- [Your objective]
Using the material that follows, identify and copy each line with the string "text".

====== Extracted data ======

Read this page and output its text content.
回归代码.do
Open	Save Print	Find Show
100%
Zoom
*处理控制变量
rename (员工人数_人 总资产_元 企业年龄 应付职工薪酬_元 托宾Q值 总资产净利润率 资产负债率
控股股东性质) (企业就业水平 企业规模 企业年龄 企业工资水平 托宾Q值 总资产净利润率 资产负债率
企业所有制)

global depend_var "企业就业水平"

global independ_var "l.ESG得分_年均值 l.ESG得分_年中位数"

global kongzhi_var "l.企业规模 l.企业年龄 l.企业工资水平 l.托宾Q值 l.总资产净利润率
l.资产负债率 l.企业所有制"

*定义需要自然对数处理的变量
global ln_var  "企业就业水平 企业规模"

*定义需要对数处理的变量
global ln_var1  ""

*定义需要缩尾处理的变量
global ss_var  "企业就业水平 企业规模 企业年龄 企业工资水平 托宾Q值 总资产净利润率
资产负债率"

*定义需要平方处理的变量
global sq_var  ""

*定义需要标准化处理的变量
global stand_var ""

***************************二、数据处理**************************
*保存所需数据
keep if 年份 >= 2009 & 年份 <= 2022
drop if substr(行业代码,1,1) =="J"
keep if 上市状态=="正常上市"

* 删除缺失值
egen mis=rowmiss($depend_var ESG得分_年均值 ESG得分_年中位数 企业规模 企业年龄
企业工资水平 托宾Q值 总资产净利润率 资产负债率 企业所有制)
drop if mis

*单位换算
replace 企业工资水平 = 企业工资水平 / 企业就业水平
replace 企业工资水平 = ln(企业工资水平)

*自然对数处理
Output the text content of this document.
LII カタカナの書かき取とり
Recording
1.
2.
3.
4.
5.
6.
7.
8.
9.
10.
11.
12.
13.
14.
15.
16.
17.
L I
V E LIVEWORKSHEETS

======

- [The answer]
Read this page and output its text content.
Output the text content of this document.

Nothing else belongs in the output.